Required work :: Below are records to be output exactly, every one of them.
--- Information given ---
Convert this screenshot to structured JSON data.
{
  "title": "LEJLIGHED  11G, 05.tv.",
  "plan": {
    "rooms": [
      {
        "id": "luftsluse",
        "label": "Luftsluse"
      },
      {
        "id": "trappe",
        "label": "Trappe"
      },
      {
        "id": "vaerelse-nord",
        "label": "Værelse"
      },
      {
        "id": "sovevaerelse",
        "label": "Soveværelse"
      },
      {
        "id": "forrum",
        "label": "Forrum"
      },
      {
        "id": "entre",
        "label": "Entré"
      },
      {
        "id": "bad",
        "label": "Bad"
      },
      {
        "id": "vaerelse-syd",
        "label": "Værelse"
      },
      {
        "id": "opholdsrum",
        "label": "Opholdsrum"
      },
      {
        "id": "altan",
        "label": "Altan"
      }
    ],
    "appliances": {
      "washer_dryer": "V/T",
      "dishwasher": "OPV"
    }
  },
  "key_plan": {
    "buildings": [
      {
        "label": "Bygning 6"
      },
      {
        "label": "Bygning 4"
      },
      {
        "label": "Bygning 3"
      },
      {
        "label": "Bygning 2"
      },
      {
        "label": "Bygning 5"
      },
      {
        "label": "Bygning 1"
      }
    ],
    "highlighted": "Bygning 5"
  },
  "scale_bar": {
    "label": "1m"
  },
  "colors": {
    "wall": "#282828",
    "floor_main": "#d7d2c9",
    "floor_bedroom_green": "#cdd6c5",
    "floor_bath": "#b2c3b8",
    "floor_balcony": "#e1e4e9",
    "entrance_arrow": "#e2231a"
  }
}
---
Answer to this problem ::
Convert this screenshot to structured JSON data.
{
  "title": "LEJLIGHED  11G, 05.tv.",
  "plan": {
    "rooms": [
      {
        "id": "luftsluse",
        "label": "Luftsluse"
      },
      {
        "id": "trappe",
        "label": "Trappe"
      },
      {
        "id": "vaerelse-nord",
        "label": "Værelse"
      },
      {
        "id": "sovevaerelse",
        "label": "Soveværelse"
      },
      {
        "id": "forrum",
        "label": "Forrum"
      },
      {
        "id": "entre",
        "label": "Entré"
      },
      {
        "id": "bad",
        "label": "Bad"
      },
      {
        "id": "vaerelse-syd",
        "label": "Værelse"
      },
      {
        "id": "opholdsrum",
        "label": "Opholdsrum"
      },
      {
        "id": "altan",
        "label": "Altan"
      }
    ],
    "appliances": {
      "washer_dryer": "V/T",
      "dishwasher": "OPV"
    }
  },
  "key_plan": {
    "buildings": [
      {
        "label": "Bygning 6"
      },
      {
        "label": "Bygning 4"
      },
      {
        "label": "Bygning 3"
      },
      {
        "label": "Bygning 2"
      },
      {
        "label": "Bygning 5"
      },
      {
        "label": "Bygning 1"
      }
    ],
    "highlighted": "Bygning 5"
  },
  "scale_bar": {
    "label": "1m"
  },
  "colors": {
    "wall": "#282828",
    "floor_main": "#d7d2c9",
    "floor_bedroom_green": "#cdd6c5",
    "floor_bath": "#b2c3b8",
    "floor_balcony": "#e1e4e9",
    "entrance_arrow": "#e2231a"
  }
}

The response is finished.